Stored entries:
= = = = =

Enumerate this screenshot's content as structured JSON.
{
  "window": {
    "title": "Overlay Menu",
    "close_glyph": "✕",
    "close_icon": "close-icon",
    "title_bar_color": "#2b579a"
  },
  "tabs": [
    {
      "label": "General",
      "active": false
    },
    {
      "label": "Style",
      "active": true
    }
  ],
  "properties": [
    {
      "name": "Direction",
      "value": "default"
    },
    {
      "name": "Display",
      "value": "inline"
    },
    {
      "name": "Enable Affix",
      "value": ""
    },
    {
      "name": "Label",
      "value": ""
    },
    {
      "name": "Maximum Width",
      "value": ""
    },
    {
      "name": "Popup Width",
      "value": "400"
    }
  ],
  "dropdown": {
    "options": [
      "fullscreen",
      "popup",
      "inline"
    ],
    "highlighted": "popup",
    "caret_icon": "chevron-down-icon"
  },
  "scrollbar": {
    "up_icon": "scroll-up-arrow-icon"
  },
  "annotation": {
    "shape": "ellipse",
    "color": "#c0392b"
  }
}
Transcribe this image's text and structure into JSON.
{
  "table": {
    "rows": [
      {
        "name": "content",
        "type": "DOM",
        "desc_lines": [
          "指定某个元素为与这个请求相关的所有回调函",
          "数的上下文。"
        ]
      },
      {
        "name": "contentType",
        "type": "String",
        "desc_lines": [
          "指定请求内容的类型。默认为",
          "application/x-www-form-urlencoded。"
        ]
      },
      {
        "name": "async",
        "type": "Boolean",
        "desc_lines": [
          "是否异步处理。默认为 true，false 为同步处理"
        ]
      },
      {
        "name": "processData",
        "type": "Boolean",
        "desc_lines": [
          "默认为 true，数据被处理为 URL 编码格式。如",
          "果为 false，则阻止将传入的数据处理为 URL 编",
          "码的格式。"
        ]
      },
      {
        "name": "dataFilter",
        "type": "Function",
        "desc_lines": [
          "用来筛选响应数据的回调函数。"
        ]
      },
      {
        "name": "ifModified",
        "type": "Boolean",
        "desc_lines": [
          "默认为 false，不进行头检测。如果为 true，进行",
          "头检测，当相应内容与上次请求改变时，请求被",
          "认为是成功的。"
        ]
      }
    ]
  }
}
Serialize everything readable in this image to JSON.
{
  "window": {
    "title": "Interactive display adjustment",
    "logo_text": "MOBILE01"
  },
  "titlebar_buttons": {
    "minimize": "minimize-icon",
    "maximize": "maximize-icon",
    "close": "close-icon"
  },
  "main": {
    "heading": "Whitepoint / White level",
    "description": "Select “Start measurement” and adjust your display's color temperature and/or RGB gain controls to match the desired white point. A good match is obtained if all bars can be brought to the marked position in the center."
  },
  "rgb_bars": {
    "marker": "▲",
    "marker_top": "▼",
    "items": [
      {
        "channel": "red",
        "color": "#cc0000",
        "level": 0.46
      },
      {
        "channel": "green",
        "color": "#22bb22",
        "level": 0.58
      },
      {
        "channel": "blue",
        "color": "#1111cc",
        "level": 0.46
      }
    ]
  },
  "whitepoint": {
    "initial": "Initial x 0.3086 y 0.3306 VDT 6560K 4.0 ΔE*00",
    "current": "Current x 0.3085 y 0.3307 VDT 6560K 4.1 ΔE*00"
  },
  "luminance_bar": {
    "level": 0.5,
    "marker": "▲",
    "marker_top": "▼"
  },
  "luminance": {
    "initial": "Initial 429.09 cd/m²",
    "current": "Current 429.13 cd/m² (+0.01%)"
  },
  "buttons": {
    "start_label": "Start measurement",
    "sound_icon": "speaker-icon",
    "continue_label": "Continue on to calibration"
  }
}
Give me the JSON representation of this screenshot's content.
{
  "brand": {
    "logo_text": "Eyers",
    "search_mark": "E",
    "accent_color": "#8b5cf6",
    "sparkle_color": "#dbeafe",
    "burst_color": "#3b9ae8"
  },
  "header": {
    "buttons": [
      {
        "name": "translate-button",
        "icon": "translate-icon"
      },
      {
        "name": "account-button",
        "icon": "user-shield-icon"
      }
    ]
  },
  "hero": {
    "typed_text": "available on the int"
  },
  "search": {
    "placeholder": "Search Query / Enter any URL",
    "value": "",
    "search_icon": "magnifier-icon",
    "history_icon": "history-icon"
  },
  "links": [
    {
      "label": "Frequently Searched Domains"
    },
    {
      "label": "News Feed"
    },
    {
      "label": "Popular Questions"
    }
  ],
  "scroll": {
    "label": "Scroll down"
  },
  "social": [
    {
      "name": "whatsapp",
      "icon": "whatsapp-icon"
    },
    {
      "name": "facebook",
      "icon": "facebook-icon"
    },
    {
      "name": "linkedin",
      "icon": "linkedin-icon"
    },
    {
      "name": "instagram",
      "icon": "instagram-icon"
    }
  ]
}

= = = = =

_Goal of the exercise_
Search the entries for the word "level" and pick out every line that holds it.

_Full output_
    "heading": "Whitepoint / White level",
        "level": 0.46
        "level": 0.58
        "level": 0.46
    "level": 0.5,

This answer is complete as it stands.